▶ [TO BE DONE] Check each line for the word "that" and give how many have it. Say nothing else.

▶ [Data entries]
==============================

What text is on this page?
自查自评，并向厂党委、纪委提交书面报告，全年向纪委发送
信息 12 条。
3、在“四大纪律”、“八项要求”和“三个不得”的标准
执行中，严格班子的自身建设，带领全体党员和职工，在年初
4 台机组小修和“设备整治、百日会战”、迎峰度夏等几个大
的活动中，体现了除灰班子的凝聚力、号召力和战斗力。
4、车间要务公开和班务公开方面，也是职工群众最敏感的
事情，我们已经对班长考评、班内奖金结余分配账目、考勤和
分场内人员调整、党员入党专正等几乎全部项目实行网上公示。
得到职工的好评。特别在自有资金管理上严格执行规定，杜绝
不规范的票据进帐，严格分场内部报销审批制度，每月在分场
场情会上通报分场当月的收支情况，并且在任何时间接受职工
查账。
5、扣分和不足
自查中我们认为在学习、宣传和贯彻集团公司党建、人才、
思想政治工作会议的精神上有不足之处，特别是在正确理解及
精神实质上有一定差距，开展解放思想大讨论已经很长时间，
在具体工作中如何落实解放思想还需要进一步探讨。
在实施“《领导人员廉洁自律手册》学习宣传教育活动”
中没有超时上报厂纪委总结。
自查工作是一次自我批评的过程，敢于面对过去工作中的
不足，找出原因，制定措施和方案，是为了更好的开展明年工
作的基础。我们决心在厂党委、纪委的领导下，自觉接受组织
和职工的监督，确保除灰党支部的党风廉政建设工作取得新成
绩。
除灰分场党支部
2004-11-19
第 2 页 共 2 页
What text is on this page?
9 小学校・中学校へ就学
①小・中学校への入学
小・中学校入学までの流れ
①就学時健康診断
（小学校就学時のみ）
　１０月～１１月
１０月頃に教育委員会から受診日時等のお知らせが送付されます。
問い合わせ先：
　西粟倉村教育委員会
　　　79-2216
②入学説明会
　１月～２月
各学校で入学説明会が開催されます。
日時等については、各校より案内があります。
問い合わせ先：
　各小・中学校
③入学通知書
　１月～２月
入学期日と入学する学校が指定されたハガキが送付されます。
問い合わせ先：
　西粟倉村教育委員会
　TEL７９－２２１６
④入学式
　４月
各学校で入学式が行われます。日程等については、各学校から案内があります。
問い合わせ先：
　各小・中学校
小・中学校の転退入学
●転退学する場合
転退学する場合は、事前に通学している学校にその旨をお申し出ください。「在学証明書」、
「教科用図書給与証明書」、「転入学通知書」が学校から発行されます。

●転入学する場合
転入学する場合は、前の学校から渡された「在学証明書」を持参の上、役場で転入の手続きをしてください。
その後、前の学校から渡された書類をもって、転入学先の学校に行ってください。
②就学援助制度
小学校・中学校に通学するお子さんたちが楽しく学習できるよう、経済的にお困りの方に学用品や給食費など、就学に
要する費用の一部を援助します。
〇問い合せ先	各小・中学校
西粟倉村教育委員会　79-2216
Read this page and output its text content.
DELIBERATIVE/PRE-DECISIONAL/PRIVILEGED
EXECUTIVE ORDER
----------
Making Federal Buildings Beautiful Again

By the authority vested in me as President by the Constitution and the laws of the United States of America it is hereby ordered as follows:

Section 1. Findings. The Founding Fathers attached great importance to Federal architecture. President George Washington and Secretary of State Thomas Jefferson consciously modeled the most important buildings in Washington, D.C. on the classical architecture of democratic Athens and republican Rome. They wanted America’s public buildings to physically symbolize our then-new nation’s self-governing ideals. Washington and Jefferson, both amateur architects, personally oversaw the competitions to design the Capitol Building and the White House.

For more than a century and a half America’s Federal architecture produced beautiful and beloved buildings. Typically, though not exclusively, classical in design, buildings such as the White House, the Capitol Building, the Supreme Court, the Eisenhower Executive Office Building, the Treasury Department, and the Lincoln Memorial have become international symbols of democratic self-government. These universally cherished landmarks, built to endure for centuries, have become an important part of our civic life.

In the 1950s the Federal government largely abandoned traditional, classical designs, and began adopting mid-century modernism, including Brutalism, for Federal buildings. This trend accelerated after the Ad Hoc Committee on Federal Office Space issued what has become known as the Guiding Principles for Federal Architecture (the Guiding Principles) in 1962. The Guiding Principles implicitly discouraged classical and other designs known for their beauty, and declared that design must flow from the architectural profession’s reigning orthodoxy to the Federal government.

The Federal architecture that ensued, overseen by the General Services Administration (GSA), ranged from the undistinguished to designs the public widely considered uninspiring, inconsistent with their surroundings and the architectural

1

==============================

▶ [EXERCISE ANSWER] 2